● Written task
Search the records below for the word "etcetc". Pull out each line that has it.

Stored entries:
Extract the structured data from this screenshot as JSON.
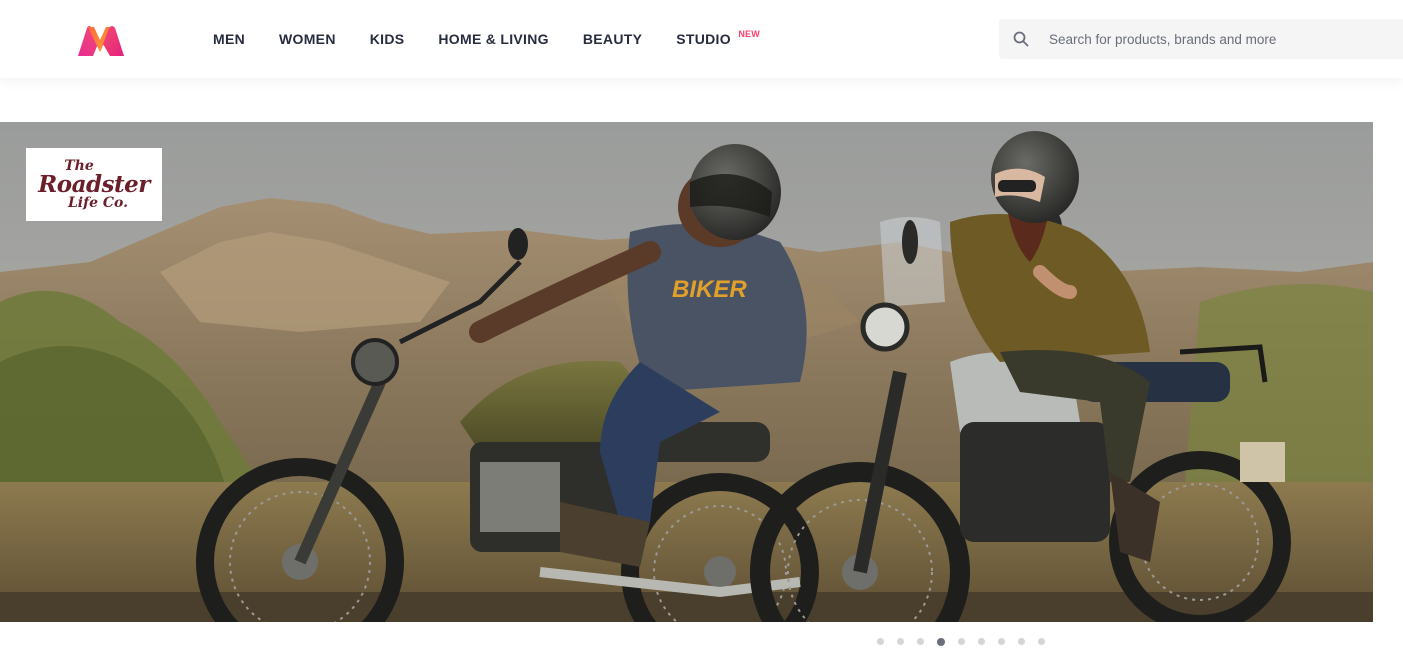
{
  "header": {
    "nav": [
      {
        "label": "MEN"
      },
      {
        "label": "WOMEN"
      },
      {
        "label": "KIDS"
      },
      {
        "label": "HOME & LIVING"
      },
      {
        "label": "BEAUTY"
      },
      {
        "label": "STUDIO",
        "badge": "NEW"
      }
    ],
    "search": {
      "placeholder": "Search for products, brands and more",
      "value": ""
    },
    "icons": {
      "logo": "myntra-logo-icon",
      "search": "search-icon"
    }
  },
  "banner": {
    "brand": {
      "line1": "The",
      "line2": "Roadster",
      "line3": "Life Co."
    },
    "tshirt_print": "BIKER",
    "carousel": {
      "total_slides": 9,
      "active_index": 3
    }
  },
  "colors": {
    "text": "#282c3f",
    "badge": "#ff3f6c",
    "search_bg": "#f5f5f6",
    "brand": "#6a1f2a",
    "dot": "#d4d5d9",
    "dot_active": "#696e79"
  }
}
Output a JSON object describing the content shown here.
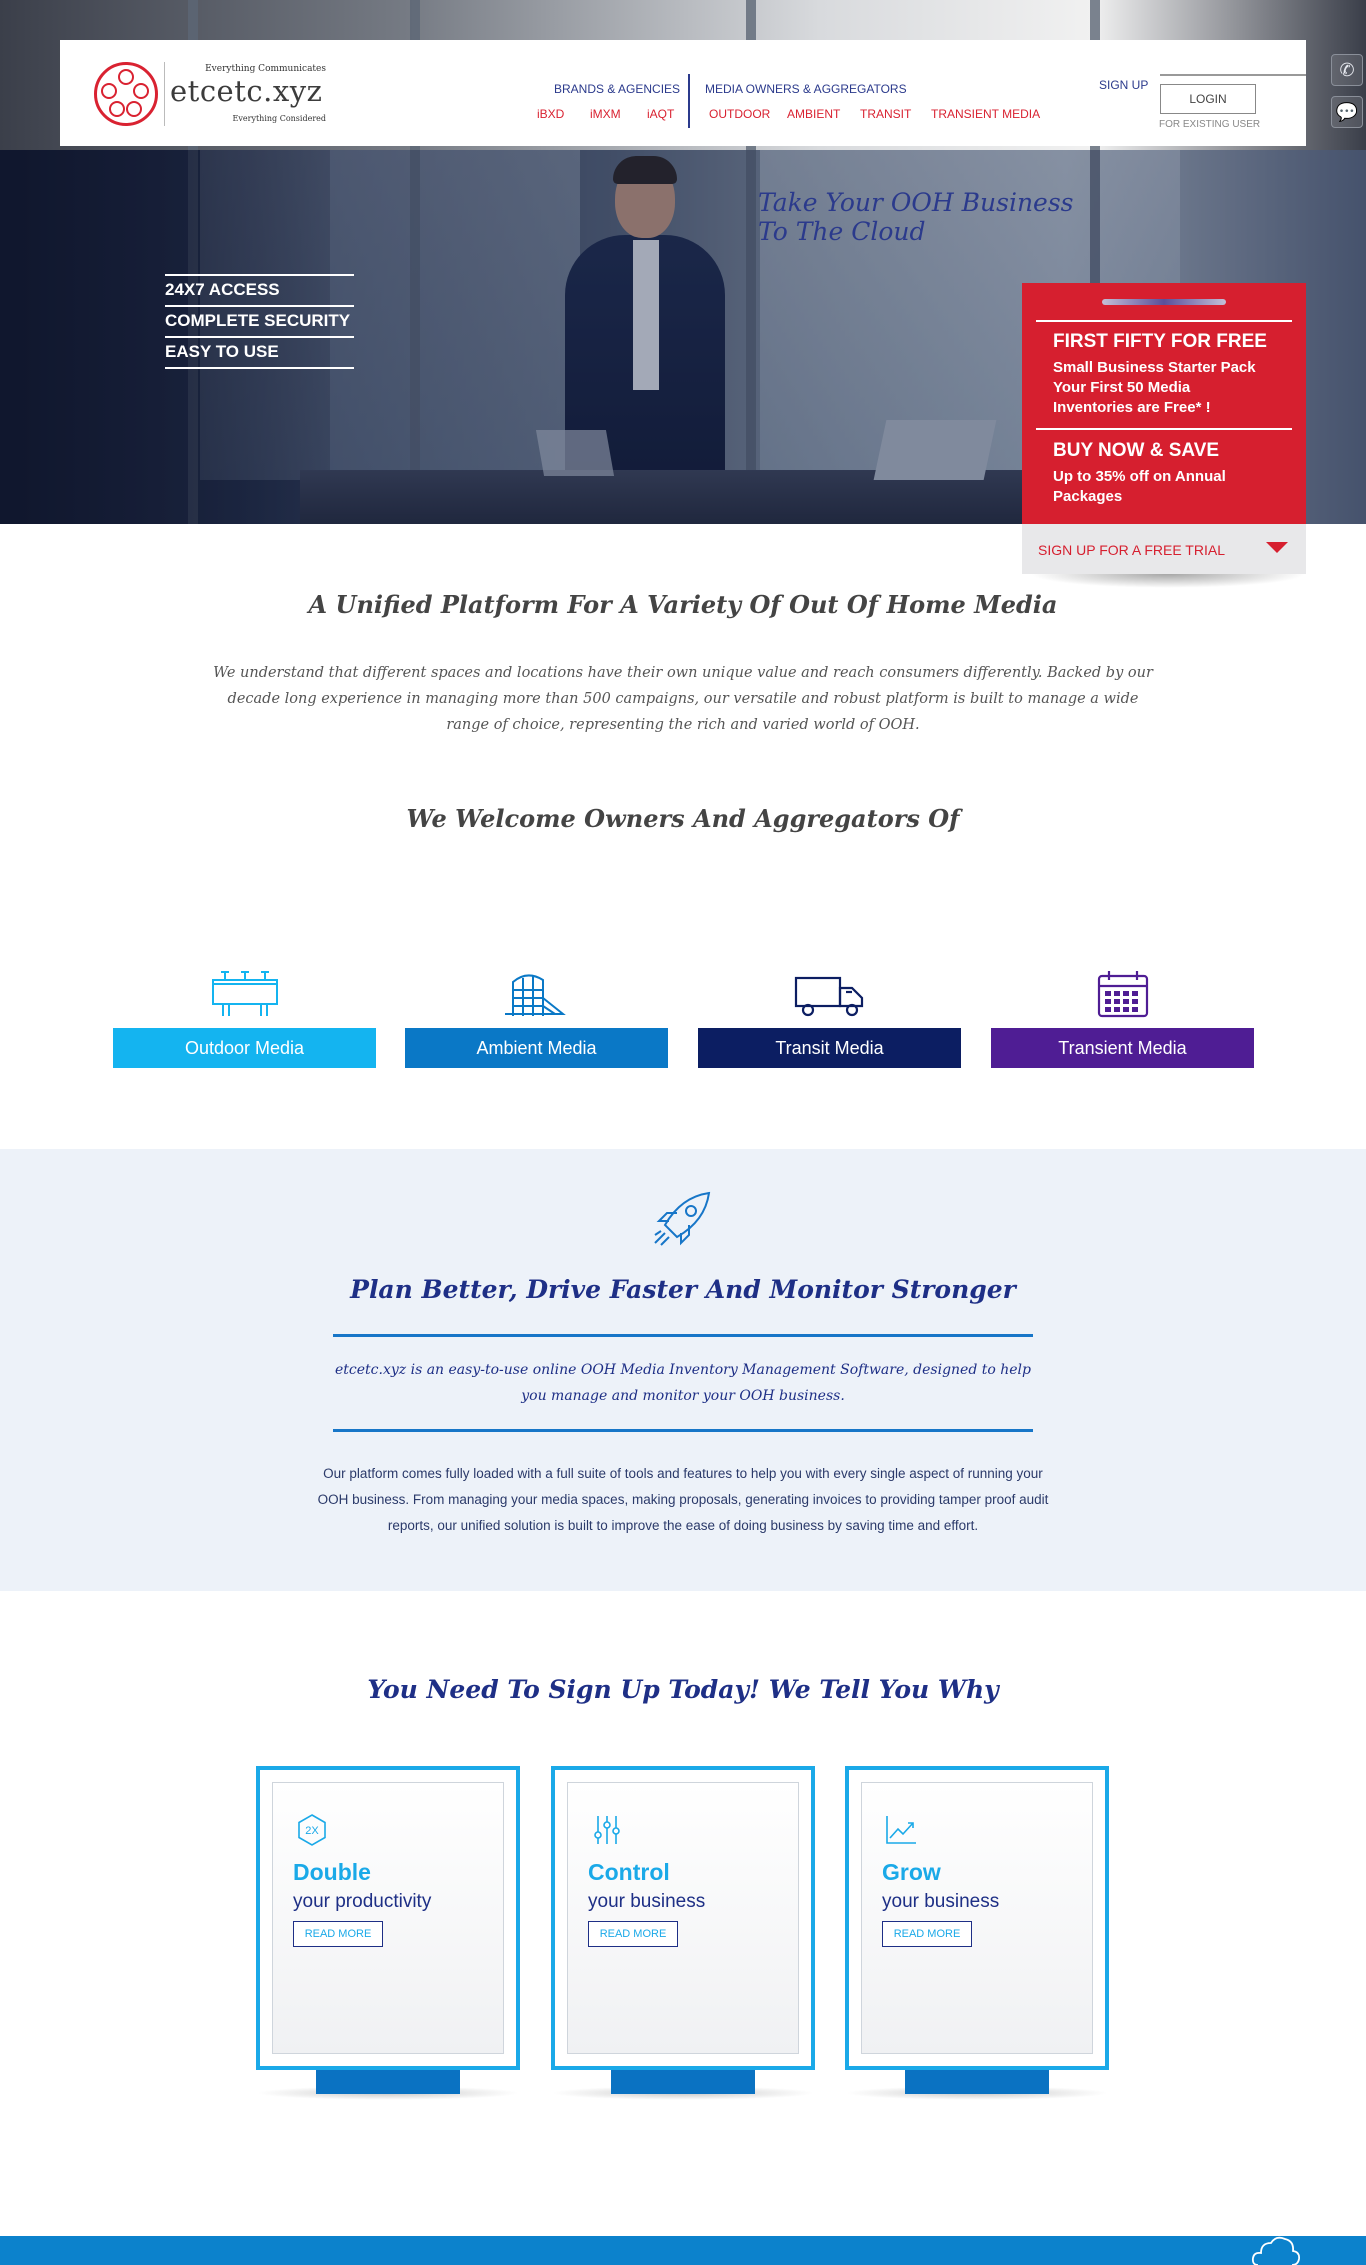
{
  "brand": {
    "tagline_top": "Everything Communicates",
    "name": "etcetc.xyz",
    "tagline_bottom": "Everything Considered",
    "color": "#d92231"
  },
  "nav": {
    "brands_title": "BRANDS & AGENCIES",
    "brands_links": [
      "iBXD",
      "iMXM",
      "iAQT"
    ],
    "owners_title": "MEDIA OWNERS & AGGREGATORS",
    "owners_links": [
      "OUTDOOR",
      "AMBIENT",
      "TRANSIT",
      "TRANSIENT MEDIA"
    ]
  },
  "account": {
    "signup": "SIGN UP",
    "login": "LOGIN",
    "login_sub": "FOR EXISTING USER"
  },
  "side_icons": [
    "phone-icon",
    "chat-icon"
  ],
  "hero": {
    "features": [
      "24X7 ACCESS",
      "COMPLETE SECURITY",
      "EASY TO USE"
    ],
    "tagline_line1": "Take Your OOH Business",
    "tagline_line2": "To The Cloud"
  },
  "promo": {
    "offer1_title": "FIRST FIFTY FOR FREE",
    "offer1_text": [
      "Small Business Starter Pack",
      "Your First 50 Media",
      "Inventories are Free* !"
    ],
    "offer2_title": "BUY NOW & SAVE",
    "offer2_text": [
      "Up to 35% off on Annual",
      "Packages"
    ],
    "cta": "SIGN UP FOR A FREE TRIAL",
    "color": "#d61f2f"
  },
  "intro": {
    "title": "A Unified Platform For A Variety Of Out Of Home Media",
    "text": "We understand that different spaces and locations have their own unique value and reach consumers differently. Backed by our decade long experience in managing more than 500 campaigns, our versatile and robust platform is built to manage a wide range of choice, representing the rich and varied world of OOH.",
    "welcome": "We Welcome Owners And Aggregators Of"
  },
  "media": [
    {
      "label": "Outdoor Media",
      "icon": "billboard-icon",
      "color": "#14b4f0"
    },
    {
      "label": "Ambient Media",
      "icon": "building-icon",
      "color": "#0a78c6"
    },
    {
      "label": "Transit Media",
      "icon": "truck-icon",
      "color": "#0c1e62"
    },
    {
      "label": "Transient Media",
      "icon": "calendar-icon",
      "color": "#4f1d94"
    }
  ],
  "plan": {
    "icon": "rocket-icon",
    "title": "Plan Better, Drive Faster And Monitor Stronger",
    "quote": "etcetc.xyz is an easy-to-use online OOH Media Inventory Management Software, designed to help you manage and monitor your OOH business.",
    "body": "Our platform comes fully loaded with a full suite of tools and features to help you with every single aspect of running your OOH business. From managing your media spaces, making proposals, generating invoices to providing tamper proof audit reports, our unified solution is built to improve the ease of doing business by saving time and effort."
  },
  "why": {
    "title": "You Need To Sign Up Today! We Tell You Why",
    "cards": [
      {
        "icon": "2x-hexagon-icon",
        "icon_text": "2X",
        "head": "Double",
        "sub": "your productivity",
        "button": "READ MORE"
      },
      {
        "icon": "sliders-icon",
        "head": "Control",
        "sub": "your business",
        "button": "READ MORE"
      },
      {
        "icon": "growth-chart-icon",
        "head": "Grow",
        "sub": "your business",
        "button": "READ MORE"
      }
    ]
  },
  "footer": {
    "icon": "cloud-icon",
    "color": "#0c82cc"
  }
}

● Task solution
    "name": "etcetc.xyz",
    "quote": "etcetc.xyz is an easy-to-use online OOH Media Inventory Management Software, designed to help you manage and monitor your OOH business.",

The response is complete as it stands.